* **Challenge**: Without changing a character, return the entries, but not the images they hold.

* **Supplied records**:
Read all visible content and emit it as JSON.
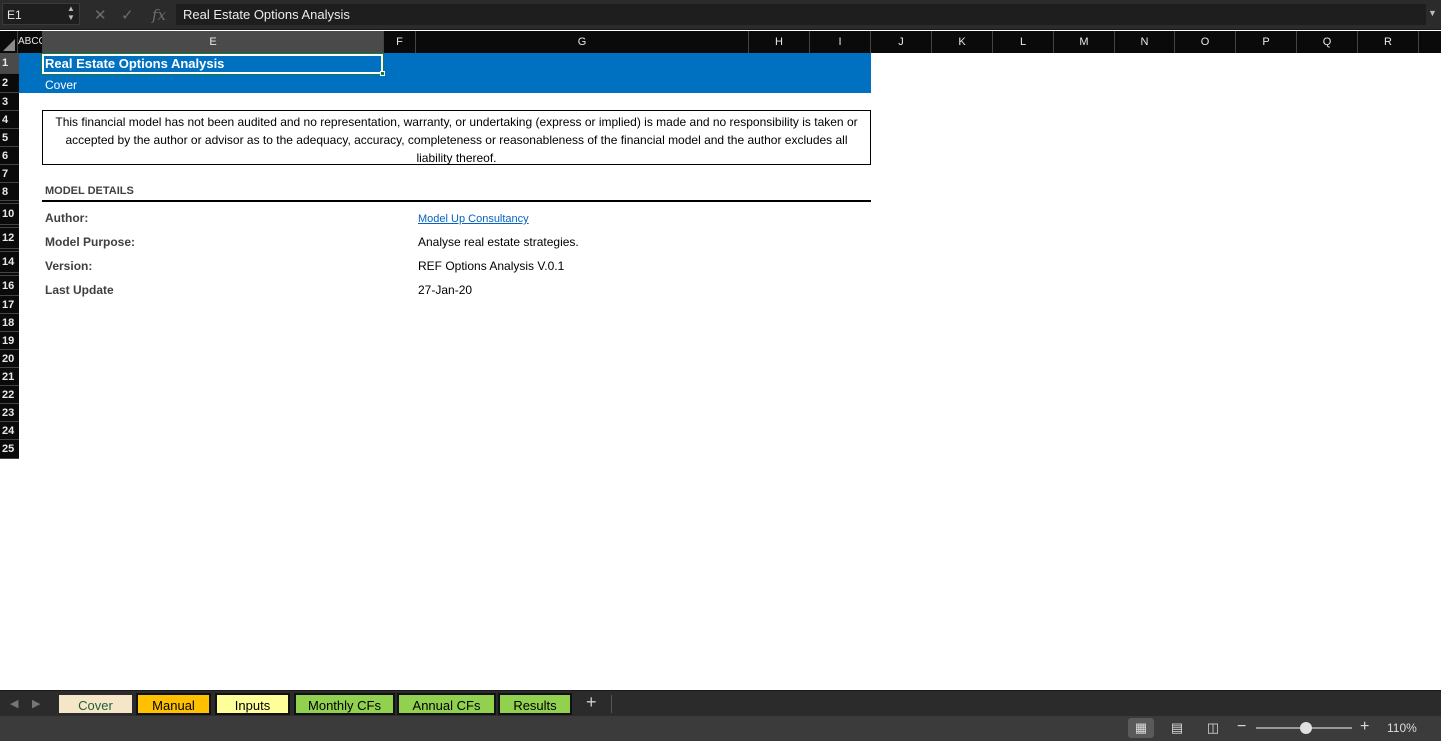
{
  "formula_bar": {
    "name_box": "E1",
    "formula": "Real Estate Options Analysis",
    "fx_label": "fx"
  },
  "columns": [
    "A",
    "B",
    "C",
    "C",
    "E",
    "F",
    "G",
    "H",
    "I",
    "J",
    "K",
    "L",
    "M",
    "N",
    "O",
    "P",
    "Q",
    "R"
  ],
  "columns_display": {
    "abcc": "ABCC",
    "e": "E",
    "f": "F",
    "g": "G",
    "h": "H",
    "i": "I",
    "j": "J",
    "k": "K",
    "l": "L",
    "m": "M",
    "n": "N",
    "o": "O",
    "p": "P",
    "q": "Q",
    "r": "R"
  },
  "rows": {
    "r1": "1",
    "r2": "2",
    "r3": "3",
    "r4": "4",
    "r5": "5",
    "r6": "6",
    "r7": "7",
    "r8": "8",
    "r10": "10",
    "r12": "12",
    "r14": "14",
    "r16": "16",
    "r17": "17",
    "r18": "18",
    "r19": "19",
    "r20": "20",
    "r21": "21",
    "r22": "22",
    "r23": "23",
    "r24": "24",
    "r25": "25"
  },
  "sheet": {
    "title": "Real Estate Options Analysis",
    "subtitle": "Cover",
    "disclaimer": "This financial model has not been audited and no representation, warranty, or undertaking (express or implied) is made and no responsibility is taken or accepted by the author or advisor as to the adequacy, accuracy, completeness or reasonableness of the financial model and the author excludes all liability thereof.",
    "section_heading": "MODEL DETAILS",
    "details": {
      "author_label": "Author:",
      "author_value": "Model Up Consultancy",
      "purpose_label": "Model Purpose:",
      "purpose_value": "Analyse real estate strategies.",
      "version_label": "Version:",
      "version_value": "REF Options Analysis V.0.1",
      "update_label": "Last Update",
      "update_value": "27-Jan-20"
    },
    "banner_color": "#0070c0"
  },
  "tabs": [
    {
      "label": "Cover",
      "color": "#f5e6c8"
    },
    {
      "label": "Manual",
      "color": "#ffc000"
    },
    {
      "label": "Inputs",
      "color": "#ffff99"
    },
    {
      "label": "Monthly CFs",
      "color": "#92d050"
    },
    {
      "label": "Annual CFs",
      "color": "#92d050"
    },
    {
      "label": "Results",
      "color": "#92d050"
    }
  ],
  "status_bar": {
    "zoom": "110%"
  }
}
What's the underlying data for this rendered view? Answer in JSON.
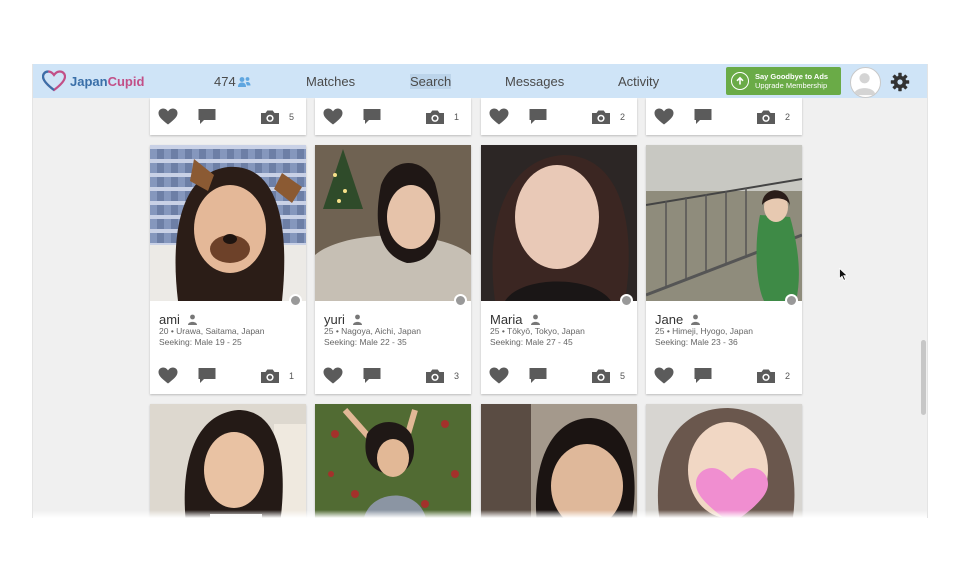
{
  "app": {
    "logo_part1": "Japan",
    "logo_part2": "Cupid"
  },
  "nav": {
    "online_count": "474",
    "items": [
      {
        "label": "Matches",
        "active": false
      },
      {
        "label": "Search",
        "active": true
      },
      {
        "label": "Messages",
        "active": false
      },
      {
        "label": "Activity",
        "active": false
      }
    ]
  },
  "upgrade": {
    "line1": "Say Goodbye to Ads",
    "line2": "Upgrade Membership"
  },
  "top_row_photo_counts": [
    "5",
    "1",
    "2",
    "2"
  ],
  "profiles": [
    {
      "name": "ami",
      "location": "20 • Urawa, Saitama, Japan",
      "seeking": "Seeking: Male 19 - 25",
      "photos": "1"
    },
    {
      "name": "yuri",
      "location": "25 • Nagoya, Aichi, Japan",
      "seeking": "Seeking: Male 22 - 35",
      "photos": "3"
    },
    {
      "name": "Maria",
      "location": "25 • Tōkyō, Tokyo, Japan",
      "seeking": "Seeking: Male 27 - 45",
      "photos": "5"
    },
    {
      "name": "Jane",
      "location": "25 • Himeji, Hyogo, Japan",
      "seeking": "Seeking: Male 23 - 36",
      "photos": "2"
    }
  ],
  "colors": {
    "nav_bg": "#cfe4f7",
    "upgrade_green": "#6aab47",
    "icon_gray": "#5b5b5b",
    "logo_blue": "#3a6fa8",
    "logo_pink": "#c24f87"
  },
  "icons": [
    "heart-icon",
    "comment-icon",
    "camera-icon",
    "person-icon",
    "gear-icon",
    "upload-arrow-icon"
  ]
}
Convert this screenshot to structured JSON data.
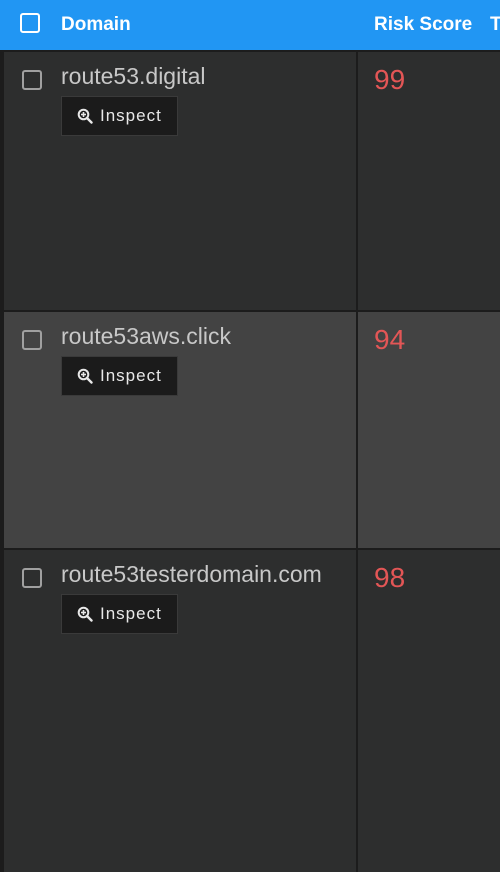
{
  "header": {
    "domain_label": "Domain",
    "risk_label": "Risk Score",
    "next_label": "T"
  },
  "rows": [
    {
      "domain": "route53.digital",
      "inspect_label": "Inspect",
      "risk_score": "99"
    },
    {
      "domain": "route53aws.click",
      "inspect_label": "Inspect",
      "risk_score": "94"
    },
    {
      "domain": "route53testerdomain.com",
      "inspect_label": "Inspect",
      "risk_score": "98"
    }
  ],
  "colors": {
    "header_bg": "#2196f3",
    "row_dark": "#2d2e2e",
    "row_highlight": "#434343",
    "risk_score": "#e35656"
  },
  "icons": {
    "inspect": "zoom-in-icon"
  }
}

* **Solved exercise**:
Read all visible content and emit it as JSON.
{
  "formula_bar": {
    "name_box": "E1",
    "formula": "Real Estate Options Analysis",
    "fx_label": "fx"
  },
  "columns": [
    "A",
    "B",
    "C",
    "C",
    "E",
    "F",
    "G",
    "H",
    "I",
    "J",
    "K",
    "L",
    "M",
    "N",
    "O",
    "P",
    "Q",
    "R"
  ],
  "columns_display": {
    "abcc": "ABCC",
    "e": "E",
    "f": "F",
    "g": "G",
    "h": "H",
    "i": "I",
    "j": "J",
    "k": "K",
    "l": "L",
    "m": "M",
    "n": "N",
    "o": "O",
    "p": "P",
    "q": "Q",
    "r": "R"
  },
  "rows": {
    "r1": "1",
    "r2": "2",
    "r3": "3",
    "r4": "4",
    "r5": "5",
    "r6": "6",
    "r7": "7",
    "r8": "8",
    "r10": "10",
    "r12": "12",
    "r14": "14",
    "r16": "16",
    "r17": "17",
    "r18": "18",
    "r19": "19",
    "r20": "20",
    "r21": "21",
    "r22": "22",
    "r23": "23",
    "r24": "24",
    "r25": "25"
  },
  "sheet": {
    "title": "Real Estate Options Analysis",
    "subtitle": "Cover",
    "disclaimer": "This financial model has not been audited and no representation, warranty, or undertaking (express or implied) is made and no responsibility is taken or accepted by the author or advisor as to the adequacy, accuracy, completeness or reasonableness of the financial model and the author excludes all liability thereof.",
    "section_heading": "MODEL DETAILS",
    "details": {
      "author_label": "Author:",
      "author_value": "Model Up Consultancy",
      "purpose_label": "Model Purpose:",
      "purpose_value": "Analyse real estate strategies.",
      "version_label": "Version:",
      "version_value": "REF Options Analysis V.0.1",
      "update_label": "Last Update",
      "update_value": "27-Jan-20"
    },
    "banner_color": "#0070c0"
  },
  "tabs": [
    {
      "label": "Cover",
      "color": "#f5e6c8"
    },
    {
      "label": "Manual",
      "color": "#ffc000"
    },
    {
      "label": "Inputs",
      "color": "#ffff99"
    },
    {
      "label": "Monthly CFs",
      "color": "#92d050"
    },
    {
      "label": "Annual CFs",
      "color": "#92d050"
    },
    {
      "label": "Results",
      "color": "#92d050"
    }
  ],
  "status_bar": {
    "zoom": "110%"
  }
}
What's the underlying data for this rendered view? Answer in JSON.
{
  "app": {
    "logo_part1": "Japan",
    "logo_part2": "Cupid"
  },
  "nav": {
    "online_count": "474",
    "items": [
      {
        "label": "Matches",
        "active": false
      },
      {
        "label": "Search",
        "active": true
      },
      {
        "label": "Messages",
        "active": false
      },
      {
        "label": "Activity",
        "active": false
      }
    ]
  },
  "upgrade": {
    "line1": "Say Goodbye to Ads",
    "line2": "Upgrade Membership"
  },
  "top_row_photo_counts": [
    "5",
    "1",
    "2",
    "2"
  ],
  "profiles": [
    {
      "name": "ami",
      "location": "20 • Urawa, Saitama, Japan",
      "seeking": "Seeking: Male 19 - 25",
      "photos": "1"
    },
    {
      "name": "yuri",
      "location": "25 • Nagoya, Aichi, Japan",
      "seeking": "Seeking: Male 22 - 35",
      "photos": "3"
    },
    {
      "name": "Maria",
      "location": "25 • Tōkyō, Tokyo, Japan",
      "seeking": "Seeking: Male 27 - 45",
      "photos": "5"
    },
    {
      "name": "Jane",
      "location": "25 • Himeji, Hyogo, Japan",
      "seeking": "Seeking: Male 23 - 36",
      "photos": "2"
    }
  ],
  "colors": {
    "nav_bg": "#cfe4f7",
    "upgrade_green": "#6aab47",
    "icon_gray": "#5b5b5b",
    "logo_blue": "#3a6fa8",
    "logo_pink": "#c24f87"
  },
  "icons": [
    "heart-icon",
    "comment-icon",
    "camera-icon",
    "person-icon",
    "gear-icon",
    "upload-arrow-icon"
  ]
}
Convert this screenshot to structured JSON data.
{
  "header": {
    "domain_label": "Domain",
    "risk_label": "Risk Score",
    "next_label": "T"
  },
  "rows": [
    {
      "domain": "route53.digital",
      "inspect_label": "Inspect",
      "risk_score": "99"
    },
    {
      "domain": "route53aws.click",
      "inspect_label": "Inspect",
      "risk_score": "94"
    },
    {
      "domain": "route53testerdomain.com",
      "inspect_label": "Inspect",
      "risk_score": "98"
    }
  ],
  "colors": {
    "header_bg": "#2196f3",
    "row_dark": "#2d2e2e",
    "row_highlight": "#434343",
    "risk_score": "#e35656"
  },
  "icons": {
    "inspect": "zoom-in-icon"
  }
}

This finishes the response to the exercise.